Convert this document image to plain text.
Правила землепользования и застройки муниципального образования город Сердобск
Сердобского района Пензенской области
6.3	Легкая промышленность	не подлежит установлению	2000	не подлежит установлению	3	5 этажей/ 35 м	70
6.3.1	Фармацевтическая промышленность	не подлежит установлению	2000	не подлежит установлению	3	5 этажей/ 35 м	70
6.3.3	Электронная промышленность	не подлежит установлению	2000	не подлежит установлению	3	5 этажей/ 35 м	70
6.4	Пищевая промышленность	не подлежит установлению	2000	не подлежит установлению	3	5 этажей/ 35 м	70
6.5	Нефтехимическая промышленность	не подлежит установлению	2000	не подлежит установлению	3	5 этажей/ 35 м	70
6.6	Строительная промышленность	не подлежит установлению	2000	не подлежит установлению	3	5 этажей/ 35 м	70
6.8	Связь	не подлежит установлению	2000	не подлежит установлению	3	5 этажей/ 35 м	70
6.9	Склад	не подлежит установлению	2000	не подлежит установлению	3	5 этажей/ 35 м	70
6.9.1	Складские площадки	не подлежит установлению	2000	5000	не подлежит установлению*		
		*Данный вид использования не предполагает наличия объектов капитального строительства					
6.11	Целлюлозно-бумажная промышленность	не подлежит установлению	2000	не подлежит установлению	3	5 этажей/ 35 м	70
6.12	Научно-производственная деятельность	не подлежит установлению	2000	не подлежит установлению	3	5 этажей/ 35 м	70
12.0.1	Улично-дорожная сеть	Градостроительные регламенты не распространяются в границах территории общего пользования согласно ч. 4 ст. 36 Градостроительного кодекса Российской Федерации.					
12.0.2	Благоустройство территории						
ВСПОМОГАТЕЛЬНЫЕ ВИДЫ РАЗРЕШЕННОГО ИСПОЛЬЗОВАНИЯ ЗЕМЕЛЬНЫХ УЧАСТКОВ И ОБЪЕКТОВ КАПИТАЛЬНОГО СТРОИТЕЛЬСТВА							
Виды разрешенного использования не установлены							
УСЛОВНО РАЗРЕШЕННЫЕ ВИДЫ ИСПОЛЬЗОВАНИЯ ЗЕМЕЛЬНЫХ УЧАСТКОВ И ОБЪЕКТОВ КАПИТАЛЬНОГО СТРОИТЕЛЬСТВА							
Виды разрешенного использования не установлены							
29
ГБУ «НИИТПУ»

- - - -

- [WHAT THE TASK REQUIRES] Please reproduce every line of the material word for word.

- [COMPLETE RESPONSE]
Convert this document image to plain text.
Правила землепользования и застройки муниципального образования город Сердобск
Сердобского района Пензенской области
6.3	Легкая промышленность	не подлежит установлению	2000	не подлежит установлению	3	5 этажей/ 35 м	70
6.3.1	Фармацевтическая промышленность	не подлежит установлению	2000	не подлежит установлению	3	5 этажей/ 35 м	70
6.3.3	Электронная промышленность	не подлежит установлению	2000	не подлежит установлению	3	5 этажей/ 35 м	70
6.4	Пищевая промышленность	не подлежит установлению	2000	не подлежит установлению	3	5 этажей/ 35 м	70
6.5	Нефтехимическая промышленность	не подлежит установлению	2000	не подлежит установлению	3	5 этажей/ 35 м	70
6.6	Строительная промышленность	не подлежит установлению	2000	не подлежит установлению	3	5 этажей/ 35 м	70
6.8	Связь	не подлежит установлению	2000	не подлежит установлению	3	5 этажей/ 35 м	70
6.9	Склад	не подлежит установлению	2000	не подлежит установлению	3	5 этажей/ 35 м	70
6.9.1	Складские площадки	не подлежит установлению	2000	5000	не подлежит установлению*		
		*Данный вид использования не предполагает наличия объектов капитального строительства					
6.11	Целлюлозно-бумажная промышленность	не подлежит установлению	2000	не подлежит установлению	3	5 этажей/ 35 м	70
6.12	Научно-производственная деятельность	не подлежит установлению	2000	не подлежит установлению	3	5 этажей/ 35 м	70
12.0.1	Улично-дорожная сеть	Градостроительные регламенты не распространяются в границах территории общего пользования согласно ч. 4 ст. 36 Градостроительного кодекса Российской Федерации.					
12.0.2	Благоустройство территории						
ВСПОМОГАТЕЛЬНЫЕ ВИДЫ РАЗРЕШЕННОГО ИСПОЛЬЗОВАНИЯ ЗЕМЕЛЬНЫХ УЧАСТКОВ И ОБЪЕКТОВ КАПИТАЛЬНОГО СТРОИТЕЛЬСТВА							
Виды разрешенного использования не установлены							
УСЛОВНО РАЗРЕШЕННЫЕ ВИДЫ ИСПОЛЬЗОВАНИЯ ЗЕМЕЛЬНЫХ УЧАСТКОВ И ОБЪЕКТОВ КАПИТАЛЬНОГО СТРОИТЕЛЬСТВА							
Виды разрешенного использования не установлены							
29
ГБУ «НИИТПУ»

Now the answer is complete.